THE PROBLEM:
Check each line of the records below for the word "舞岡関谷" and copy those where it appears.

[Items from a dataset]
****************************************
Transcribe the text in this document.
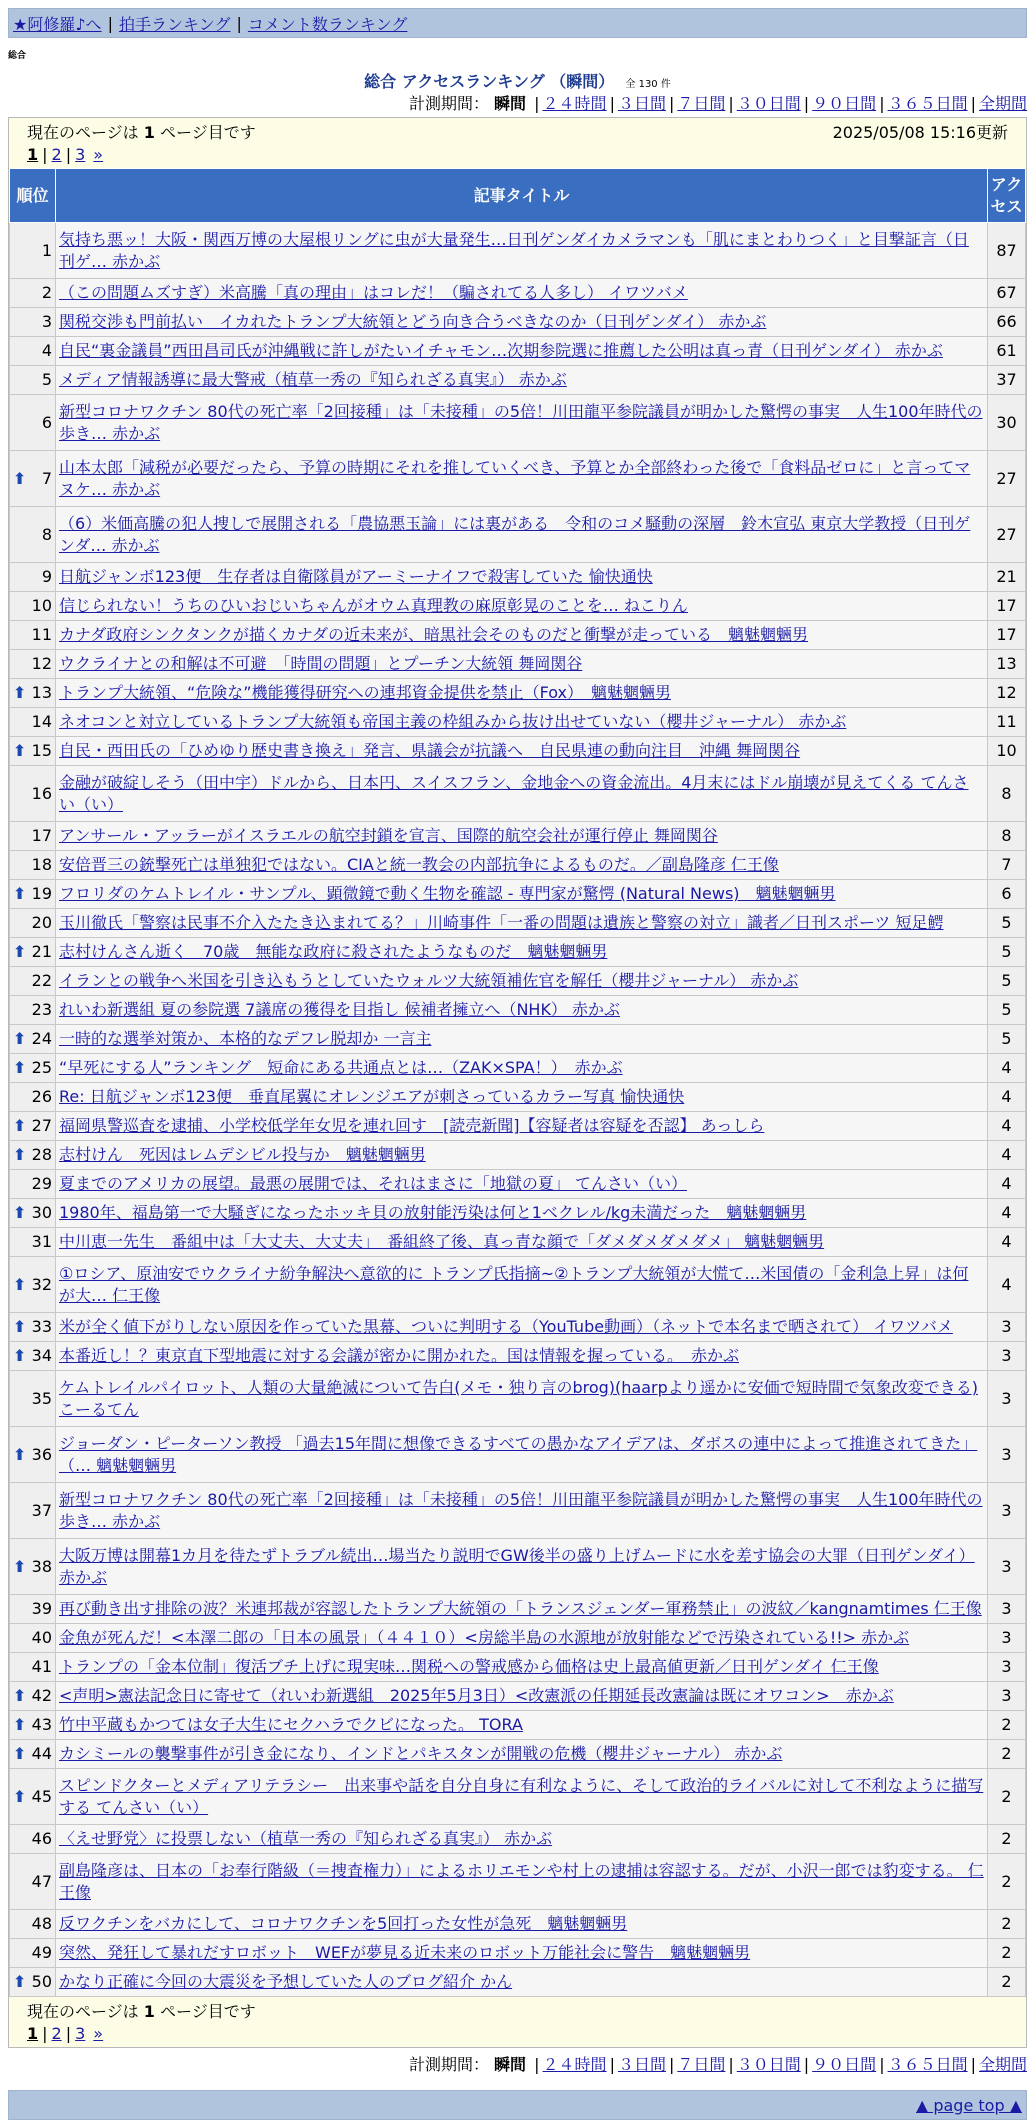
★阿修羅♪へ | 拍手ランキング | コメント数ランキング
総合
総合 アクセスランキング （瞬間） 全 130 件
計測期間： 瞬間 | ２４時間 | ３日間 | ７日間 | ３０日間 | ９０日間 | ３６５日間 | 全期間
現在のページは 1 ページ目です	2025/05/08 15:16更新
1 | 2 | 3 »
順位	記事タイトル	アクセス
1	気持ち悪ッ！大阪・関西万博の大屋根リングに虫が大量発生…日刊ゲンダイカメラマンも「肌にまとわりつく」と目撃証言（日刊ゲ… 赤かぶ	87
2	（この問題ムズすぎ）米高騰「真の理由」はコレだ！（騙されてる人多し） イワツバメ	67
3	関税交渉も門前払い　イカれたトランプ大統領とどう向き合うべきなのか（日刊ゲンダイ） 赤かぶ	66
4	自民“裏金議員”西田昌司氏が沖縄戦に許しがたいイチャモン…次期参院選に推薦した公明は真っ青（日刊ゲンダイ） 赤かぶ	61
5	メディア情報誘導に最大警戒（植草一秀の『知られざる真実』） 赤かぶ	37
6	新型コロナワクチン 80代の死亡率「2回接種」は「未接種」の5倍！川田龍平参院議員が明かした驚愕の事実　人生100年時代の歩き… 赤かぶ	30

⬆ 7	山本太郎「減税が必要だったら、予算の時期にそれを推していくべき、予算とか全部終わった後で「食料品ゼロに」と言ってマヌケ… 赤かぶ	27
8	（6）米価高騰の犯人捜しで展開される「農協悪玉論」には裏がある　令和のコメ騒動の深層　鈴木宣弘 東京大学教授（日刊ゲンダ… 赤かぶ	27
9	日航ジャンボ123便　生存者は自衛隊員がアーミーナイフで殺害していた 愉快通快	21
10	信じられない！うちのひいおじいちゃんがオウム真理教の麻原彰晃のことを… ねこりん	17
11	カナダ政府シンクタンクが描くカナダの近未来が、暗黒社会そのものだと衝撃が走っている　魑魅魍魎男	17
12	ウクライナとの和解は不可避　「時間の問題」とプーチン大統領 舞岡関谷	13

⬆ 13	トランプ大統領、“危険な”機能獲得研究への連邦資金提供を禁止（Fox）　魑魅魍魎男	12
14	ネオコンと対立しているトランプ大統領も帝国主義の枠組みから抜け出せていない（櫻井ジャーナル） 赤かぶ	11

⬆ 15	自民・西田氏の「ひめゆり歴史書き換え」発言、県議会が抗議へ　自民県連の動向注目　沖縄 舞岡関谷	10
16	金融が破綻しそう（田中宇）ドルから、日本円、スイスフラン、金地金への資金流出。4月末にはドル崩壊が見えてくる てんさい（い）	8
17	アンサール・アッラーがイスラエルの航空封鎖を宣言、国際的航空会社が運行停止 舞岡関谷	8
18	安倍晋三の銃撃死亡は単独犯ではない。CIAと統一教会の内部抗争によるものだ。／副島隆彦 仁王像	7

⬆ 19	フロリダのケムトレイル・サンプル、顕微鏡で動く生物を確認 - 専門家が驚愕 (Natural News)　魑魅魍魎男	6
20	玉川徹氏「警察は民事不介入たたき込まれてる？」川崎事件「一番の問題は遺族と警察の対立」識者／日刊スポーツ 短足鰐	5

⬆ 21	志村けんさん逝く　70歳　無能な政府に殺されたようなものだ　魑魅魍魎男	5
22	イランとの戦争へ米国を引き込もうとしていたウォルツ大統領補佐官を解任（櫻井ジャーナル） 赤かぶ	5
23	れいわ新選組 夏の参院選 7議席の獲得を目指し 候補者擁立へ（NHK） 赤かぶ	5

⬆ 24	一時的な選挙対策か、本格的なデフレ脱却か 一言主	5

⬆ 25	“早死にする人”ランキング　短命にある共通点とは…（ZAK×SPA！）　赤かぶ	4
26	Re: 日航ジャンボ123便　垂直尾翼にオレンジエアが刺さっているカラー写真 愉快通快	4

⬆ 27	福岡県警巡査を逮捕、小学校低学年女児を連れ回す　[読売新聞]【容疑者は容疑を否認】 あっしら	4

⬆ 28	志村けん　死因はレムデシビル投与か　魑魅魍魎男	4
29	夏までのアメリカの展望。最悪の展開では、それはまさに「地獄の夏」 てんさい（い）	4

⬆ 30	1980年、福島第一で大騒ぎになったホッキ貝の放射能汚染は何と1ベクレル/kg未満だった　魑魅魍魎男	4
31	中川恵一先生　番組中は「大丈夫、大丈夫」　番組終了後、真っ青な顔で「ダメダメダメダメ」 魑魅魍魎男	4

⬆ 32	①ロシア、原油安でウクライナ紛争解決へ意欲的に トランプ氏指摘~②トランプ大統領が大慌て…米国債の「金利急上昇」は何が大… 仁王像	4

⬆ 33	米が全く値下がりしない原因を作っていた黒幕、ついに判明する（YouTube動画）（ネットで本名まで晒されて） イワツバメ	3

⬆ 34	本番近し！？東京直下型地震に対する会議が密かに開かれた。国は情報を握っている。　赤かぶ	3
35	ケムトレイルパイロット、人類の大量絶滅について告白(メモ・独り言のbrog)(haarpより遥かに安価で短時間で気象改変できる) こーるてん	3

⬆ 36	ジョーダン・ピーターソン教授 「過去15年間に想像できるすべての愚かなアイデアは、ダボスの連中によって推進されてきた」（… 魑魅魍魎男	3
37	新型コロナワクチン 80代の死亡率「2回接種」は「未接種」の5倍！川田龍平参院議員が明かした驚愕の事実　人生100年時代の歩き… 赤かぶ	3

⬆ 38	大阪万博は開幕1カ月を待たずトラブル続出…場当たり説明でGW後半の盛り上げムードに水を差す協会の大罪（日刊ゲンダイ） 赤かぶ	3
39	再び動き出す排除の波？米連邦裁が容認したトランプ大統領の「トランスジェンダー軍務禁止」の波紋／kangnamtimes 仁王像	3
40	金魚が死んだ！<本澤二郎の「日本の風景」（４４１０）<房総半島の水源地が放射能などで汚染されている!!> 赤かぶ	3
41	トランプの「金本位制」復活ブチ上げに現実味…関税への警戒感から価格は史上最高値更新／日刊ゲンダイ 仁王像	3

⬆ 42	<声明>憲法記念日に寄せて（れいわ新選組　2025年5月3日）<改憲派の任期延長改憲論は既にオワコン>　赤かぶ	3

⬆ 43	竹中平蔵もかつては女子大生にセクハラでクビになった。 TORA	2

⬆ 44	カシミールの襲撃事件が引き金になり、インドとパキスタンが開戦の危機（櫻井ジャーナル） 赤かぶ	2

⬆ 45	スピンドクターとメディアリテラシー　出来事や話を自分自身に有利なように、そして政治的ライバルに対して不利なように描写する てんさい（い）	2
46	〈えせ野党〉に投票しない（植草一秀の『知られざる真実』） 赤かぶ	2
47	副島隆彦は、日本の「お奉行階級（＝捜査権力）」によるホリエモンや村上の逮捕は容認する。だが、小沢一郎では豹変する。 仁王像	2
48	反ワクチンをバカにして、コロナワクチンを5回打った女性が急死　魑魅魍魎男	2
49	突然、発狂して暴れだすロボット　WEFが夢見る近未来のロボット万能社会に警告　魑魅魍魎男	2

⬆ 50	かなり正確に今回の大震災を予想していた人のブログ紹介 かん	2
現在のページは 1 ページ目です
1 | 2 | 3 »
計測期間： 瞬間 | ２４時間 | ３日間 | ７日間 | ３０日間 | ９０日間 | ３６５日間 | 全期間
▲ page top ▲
****************************************
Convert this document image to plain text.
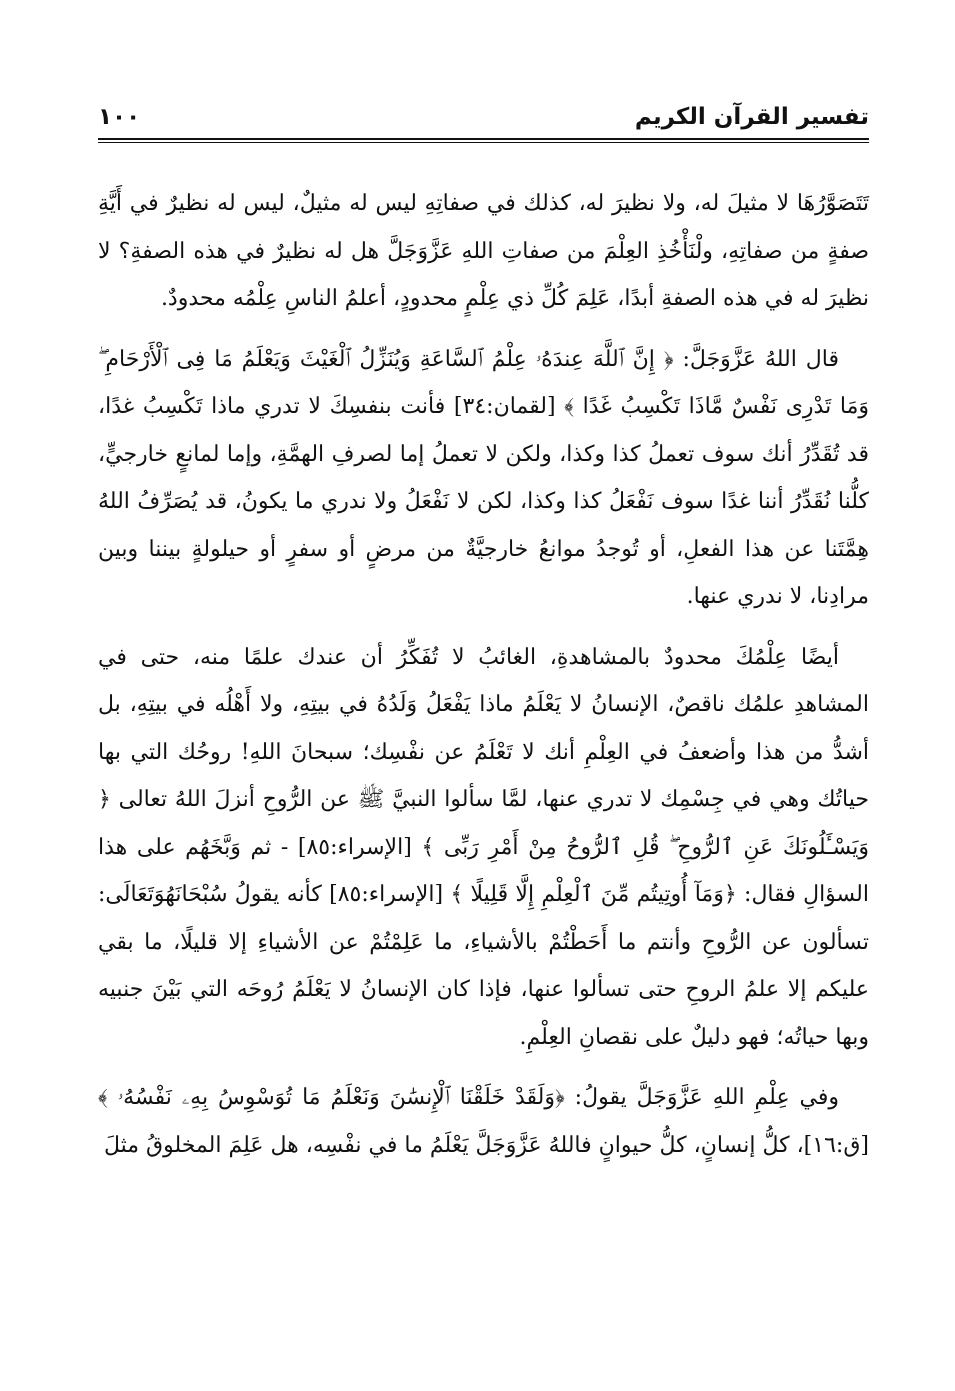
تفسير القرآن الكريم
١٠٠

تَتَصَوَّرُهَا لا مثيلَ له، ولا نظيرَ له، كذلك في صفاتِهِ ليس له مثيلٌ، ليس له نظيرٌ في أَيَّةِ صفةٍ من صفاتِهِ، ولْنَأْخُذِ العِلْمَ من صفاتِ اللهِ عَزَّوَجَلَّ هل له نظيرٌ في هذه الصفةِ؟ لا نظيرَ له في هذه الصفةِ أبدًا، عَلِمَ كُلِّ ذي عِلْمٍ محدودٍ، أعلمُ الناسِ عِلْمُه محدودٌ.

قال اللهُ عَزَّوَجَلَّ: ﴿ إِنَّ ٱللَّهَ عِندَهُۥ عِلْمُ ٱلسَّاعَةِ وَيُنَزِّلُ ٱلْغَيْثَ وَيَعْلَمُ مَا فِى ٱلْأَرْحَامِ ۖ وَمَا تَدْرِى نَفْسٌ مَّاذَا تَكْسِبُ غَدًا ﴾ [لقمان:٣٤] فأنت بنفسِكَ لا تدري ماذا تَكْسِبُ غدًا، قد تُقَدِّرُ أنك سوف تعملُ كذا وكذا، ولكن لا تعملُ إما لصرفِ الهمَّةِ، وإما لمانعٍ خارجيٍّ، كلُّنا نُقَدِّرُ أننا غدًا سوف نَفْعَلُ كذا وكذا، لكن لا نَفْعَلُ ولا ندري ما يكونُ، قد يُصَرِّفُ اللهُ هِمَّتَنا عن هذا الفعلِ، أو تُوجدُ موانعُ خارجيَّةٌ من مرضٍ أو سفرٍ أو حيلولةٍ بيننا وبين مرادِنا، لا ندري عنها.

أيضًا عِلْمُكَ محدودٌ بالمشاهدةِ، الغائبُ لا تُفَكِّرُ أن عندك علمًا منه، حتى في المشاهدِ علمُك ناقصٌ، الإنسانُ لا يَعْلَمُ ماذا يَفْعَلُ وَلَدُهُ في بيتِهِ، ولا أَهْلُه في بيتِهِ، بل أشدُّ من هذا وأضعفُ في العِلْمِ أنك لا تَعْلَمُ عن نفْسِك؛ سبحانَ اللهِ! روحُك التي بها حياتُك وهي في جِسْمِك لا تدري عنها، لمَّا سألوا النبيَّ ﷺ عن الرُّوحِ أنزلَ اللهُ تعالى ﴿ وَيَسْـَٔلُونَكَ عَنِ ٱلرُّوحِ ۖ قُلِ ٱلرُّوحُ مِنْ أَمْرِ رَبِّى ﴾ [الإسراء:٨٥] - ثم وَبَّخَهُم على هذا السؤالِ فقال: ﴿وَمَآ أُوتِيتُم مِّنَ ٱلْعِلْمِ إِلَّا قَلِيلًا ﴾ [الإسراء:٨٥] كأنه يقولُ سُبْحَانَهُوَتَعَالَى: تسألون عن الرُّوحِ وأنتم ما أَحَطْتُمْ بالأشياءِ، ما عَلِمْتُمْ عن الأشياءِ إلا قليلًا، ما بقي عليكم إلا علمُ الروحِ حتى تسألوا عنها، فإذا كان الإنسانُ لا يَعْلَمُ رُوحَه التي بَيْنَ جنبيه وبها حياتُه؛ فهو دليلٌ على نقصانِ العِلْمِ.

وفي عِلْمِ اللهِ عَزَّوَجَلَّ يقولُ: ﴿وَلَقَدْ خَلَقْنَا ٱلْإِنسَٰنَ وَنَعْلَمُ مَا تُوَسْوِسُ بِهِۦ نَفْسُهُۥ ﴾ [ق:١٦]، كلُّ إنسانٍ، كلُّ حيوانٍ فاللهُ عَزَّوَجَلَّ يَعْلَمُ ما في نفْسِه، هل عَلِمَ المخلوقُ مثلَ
****************************************
RESULT BELOW:
12	ウクライナとの和解は不可避　「時間の問題」とプーチン大統領 舞岡関谷	13
⬆ 15	自民・西田氏の「ひめゆり歴史書き換え」発言、県議会が抗議へ　自民県連の動向注目　沖縄 舞岡関谷	10
17	アンサール・アッラーがイスラエルの航空封鎖を宣言、国際的航空会社が運行停止 舞岡関谷	8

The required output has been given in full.